§ **Goal**:
Retype all the records with nothing changed.

§ **Stored items**:
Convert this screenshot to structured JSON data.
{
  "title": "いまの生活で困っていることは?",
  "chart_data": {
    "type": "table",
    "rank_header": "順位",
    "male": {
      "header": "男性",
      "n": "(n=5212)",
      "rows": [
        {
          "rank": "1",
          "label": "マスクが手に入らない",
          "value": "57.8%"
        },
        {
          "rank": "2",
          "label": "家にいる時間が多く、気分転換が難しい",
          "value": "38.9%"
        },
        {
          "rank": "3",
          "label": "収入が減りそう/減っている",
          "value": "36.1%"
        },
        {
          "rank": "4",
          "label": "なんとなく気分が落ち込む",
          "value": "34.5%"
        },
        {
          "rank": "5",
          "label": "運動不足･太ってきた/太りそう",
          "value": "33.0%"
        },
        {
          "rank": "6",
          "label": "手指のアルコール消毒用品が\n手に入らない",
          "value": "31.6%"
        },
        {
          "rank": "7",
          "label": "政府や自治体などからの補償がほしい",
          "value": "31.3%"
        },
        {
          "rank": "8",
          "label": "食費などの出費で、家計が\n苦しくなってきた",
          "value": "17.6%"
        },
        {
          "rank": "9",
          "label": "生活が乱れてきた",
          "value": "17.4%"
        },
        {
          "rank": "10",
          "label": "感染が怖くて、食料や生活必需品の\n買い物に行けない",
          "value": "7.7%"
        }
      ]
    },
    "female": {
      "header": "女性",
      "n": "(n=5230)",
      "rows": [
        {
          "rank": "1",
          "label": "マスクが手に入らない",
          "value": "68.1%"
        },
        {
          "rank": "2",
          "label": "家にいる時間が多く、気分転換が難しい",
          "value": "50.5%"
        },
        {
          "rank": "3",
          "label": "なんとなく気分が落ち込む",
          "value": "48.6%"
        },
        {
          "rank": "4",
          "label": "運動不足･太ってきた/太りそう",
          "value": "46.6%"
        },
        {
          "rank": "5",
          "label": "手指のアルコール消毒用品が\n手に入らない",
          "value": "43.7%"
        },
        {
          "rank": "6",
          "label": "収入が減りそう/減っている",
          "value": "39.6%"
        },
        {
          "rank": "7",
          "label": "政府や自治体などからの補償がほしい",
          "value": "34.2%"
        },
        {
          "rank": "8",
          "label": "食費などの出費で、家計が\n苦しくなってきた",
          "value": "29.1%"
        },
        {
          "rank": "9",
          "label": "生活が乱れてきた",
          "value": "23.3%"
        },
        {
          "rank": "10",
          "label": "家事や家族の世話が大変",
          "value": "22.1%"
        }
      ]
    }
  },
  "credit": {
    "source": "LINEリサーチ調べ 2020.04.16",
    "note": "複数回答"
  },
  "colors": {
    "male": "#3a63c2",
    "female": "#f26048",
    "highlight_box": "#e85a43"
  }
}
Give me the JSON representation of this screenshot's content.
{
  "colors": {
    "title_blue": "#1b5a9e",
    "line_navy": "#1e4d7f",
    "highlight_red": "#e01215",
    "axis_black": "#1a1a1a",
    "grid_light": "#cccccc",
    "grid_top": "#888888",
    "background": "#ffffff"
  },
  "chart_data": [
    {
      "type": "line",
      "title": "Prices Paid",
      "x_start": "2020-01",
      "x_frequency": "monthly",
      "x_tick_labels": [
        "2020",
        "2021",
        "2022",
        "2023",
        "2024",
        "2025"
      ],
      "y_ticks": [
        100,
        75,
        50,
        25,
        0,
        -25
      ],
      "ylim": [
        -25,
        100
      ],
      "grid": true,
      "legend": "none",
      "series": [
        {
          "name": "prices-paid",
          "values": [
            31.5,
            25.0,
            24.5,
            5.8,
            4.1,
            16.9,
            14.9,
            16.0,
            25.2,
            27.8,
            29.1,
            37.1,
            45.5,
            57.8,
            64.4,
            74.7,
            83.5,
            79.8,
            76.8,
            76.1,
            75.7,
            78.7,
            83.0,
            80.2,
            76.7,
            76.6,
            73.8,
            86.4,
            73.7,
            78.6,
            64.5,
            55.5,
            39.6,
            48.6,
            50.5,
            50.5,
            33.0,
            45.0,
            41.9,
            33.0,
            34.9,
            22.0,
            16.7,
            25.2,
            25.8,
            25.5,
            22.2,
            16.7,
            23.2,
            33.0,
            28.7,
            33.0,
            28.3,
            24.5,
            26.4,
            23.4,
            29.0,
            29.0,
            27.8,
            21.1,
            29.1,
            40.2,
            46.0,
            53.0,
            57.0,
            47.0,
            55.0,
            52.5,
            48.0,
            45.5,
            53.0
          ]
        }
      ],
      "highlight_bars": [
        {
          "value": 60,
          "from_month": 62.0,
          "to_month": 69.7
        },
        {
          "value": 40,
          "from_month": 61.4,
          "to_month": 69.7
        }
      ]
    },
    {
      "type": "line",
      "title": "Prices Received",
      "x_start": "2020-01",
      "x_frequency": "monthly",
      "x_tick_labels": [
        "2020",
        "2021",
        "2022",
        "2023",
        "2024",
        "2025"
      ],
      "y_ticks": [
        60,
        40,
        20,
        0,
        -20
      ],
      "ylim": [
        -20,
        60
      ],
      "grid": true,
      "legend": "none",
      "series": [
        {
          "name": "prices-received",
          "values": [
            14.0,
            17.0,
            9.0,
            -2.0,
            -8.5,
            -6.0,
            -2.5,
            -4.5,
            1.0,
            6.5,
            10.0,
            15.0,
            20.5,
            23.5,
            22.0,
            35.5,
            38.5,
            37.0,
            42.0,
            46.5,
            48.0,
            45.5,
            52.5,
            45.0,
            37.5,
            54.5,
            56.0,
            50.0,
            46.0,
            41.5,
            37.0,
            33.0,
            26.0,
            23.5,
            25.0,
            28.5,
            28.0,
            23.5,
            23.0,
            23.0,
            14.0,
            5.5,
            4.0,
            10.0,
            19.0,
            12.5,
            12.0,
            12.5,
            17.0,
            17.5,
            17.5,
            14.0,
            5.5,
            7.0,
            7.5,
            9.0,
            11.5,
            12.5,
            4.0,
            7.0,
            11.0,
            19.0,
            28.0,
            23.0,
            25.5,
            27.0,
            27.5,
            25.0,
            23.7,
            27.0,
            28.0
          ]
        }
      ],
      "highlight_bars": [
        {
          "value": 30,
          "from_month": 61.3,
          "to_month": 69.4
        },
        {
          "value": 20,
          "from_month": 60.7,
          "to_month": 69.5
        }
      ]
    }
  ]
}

§ **Reply**:
Convert this screenshot to structured JSON data.
{
  "title": "いまの生活で困っていることは?",
  "chart_data": {
    "type": "table",
    "rank_header": "順位",
    "male": {
      "header": "男性",
      "n": "(n=5212)",
      "rows": [
        {
          "rank": "1",
          "label": "マスクが手に入らない",
          "value": "57.8%"
        },
        {
          "rank": "2",
          "label": "家にいる時間が多く、気分転換が難しい",
          "value": "38.9%"
        },
        {
          "rank": "3",
          "label": "収入が減りそう/減っている",
          "value": "36.1%"
        },
        {
          "rank": "4",
          "label": "なんとなく気分が落ち込む",
          "value": "34.5%"
        },
        {
          "rank": "5",
          "label": "運動不足･太ってきた/太りそう",
          "value": "33.0%"
        },
        {
          "rank": "6",
          "label": "手指のアルコール消毒用品が\n手に入らない",
          "value": "31.6%"
        },
        {
          "rank": "7",
          "label": "政府や自治体などからの補償がほしい",
          "value": "31.3%"
        },
        {
          "rank": "8",
          "label": "食費などの出費で、家計が\n苦しくなってきた",
          "value": "17.6%"
        },
        {
          "rank": "9",
          "label": "生活が乱れてきた",
          "value": "17.4%"
        },
        {
          "rank": "10",
          "label": "感染が怖くて、食料や生活必需品の\n買い物に行けない",
          "value": "7.7%"
        }
      ]
    },
    "female": {
      "header": "女性",
      "n": "(n=5230)",
      "rows": [
        {
          "rank": "1",
          "label": "マスクが手に入らない",
          "value": "68.1%"
        },
        {
          "rank": "2",
          "label": "家にいる時間が多く、気分転換が難しい",
          "value": "50.5%"
        },
        {
          "rank": "3",
          "label": "なんとなく気分が落ち込む",
          "value": "48.6%"
        },
        {
          "rank": "4",
          "label": "運動不足･太ってきた/太りそう",
          "value": "46.6%"
        },
        {
          "rank": "5",
          "label": "手指のアルコール消毒用品が\n手に入らない",
          "value": "43.7%"
        },
        {
          "rank": "6",
          "label": "収入が減りそう/減っている",
          "value": "39.6%"
        },
        {
          "rank": "7",
          "label": "政府や自治体などからの補償がほしい",
          "value": "34.2%"
        },
        {
          "rank": "8",
          "label": "食費などの出費で、家計が\n苦しくなってきた",
          "value": "29.1%"
        },
        {
          "rank": "9",
          "label": "生活が乱れてきた",
          "value": "23.3%"
        },
        {
          "rank": "10",
          "label": "家事や家族の世話が大変",
          "value": "22.1%"
        }
      ]
    }
  },
  "credit": {
    "source": "LINEリサーチ調べ 2020.04.16",
    "note": "複数回答"
  },
  "colors": {
    "male": "#3a63c2",
    "female": "#f26048",
    "highlight_box": "#e85a43"
  }
}
Give me the JSON representation of this screenshot's content.
{
  "colors": {
    "title_blue": "#1b5a9e",
    "line_navy": "#1e4d7f",
    "highlight_red": "#e01215",
    "axis_black": "#1a1a1a",
    "grid_light": "#cccccc",
    "grid_top": "#888888",
    "background": "#ffffff"
  },
  "chart_data": [
    {
      "type": "line",
      "title": "Prices Paid",
      "x_start": "2020-01",
      "x_frequency": "monthly",
      "x_tick_labels": [
        "2020",
        "2021",
        "2022",
        "2023",
        "2024",
        "2025"
      ],
      "y_ticks": [
        100,
        75,
        50,
        25,
        0,
        -25
      ],
      "ylim": [
        -25,
        100
      ],
      "grid": true,
      "legend": "none",
      "series": [
        {
          "name": "prices-paid",
          "values": [
            31.5,
            25.0,
            24.5,
            5.8,
            4.1,
            16.9,
            14.9,
            16.0,
            25.2,
            27.8,
            29.1,
            37.1,
            45.5,
            57.8,
            64.4,
            74.7,
            83.5,
            79.8,
            76.8,
            76.1,
            75.7,
            78.7,
            83.0,
            80.2,
            76.7,
            76.6,
            73.8,
            86.4,
            73.7,
            78.6,
            64.5,
            55.5,
            39.6,
            48.6,
            50.5,
            50.5,
            33.0,
            45.0,
            41.9,
            33.0,
            34.9,
            22.0,
            16.7,
            25.2,
            25.8,
            25.5,
            22.2,
            16.7,
            23.2,
            33.0,
            28.7,
            33.0,
            28.3,
            24.5,
            26.4,
            23.4,
            29.0,
            29.0,
            27.8,
            21.1,
            29.1,
            40.2,
            46.0,
            53.0,
            57.0,
            47.0,
            55.0,
            52.5,
            48.0,
            45.5,
            53.0
          ]
        }
      ],
      "highlight_bars": [
        {
          "value": 60,
          "from_month": 62.0,
          "to_month": 69.7
        },
        {
          "value": 40,
          "from_month": 61.4,
          "to_month": 69.7
        }
      ]
    },
    {
      "type": "line",
      "title": "Prices Received",
      "x_start": "2020-01",
      "x_frequency": "monthly",
      "x_tick_labels": [
        "2020",
        "2021",
        "2022",
        "2023",
        "2024",
        "2025"
      ],
      "y_ticks": [
        60,
        40,
        20,
        0,
        -20
      ],
      "ylim": [
        -20,
        60
      ],
      "grid": true,
      "legend": "none",
      "series": [
        {
          "name": "prices-received",
          "values": [
            14.0,
            17.0,
            9.0,
            -2.0,
            -8.5,
            -6.0,
            -2.5,
            -4.5,
            1.0,
            6.5,
            10.0,
            15.0,
            20.5,
            23.5,
            22.0,
            35.5,
            38.5,
            37.0,
            42.0,
            46.5,
            48.0,
            45.5,
            52.5,
            45.0,
            37.5,
            54.5,
            56.0,
            50.0,
            46.0,
            41.5,
            37.0,
            33.0,
            26.0,
            23.5,
            25.0,
            28.5,
            28.0,
            23.5,
            23.0,
            23.0,
            14.0,
            5.5,
            4.0,
            10.0,
            19.0,
            12.5,
            12.0,
            12.5,
            17.0,
            17.5,
            17.5,
            14.0,
            5.5,
            7.0,
            7.5,
            9.0,
            11.5,
            12.5,
            4.0,
            7.0,
            11.0,
            19.0,
            28.0,
            23.0,
            25.5,
            27.0,
            27.5,
            25.0,
            23.7,
            27.0,
            28.0
          ]
        }
      ],
      "highlight_bars": [
        {
          "value": 30,
          "from_month": 61.3,
          "to_month": 69.4
        },
        {
          "value": 20,
          "from_month": 60.7,
          "to_month": 69.5
        }
      ]
    }
  ]
}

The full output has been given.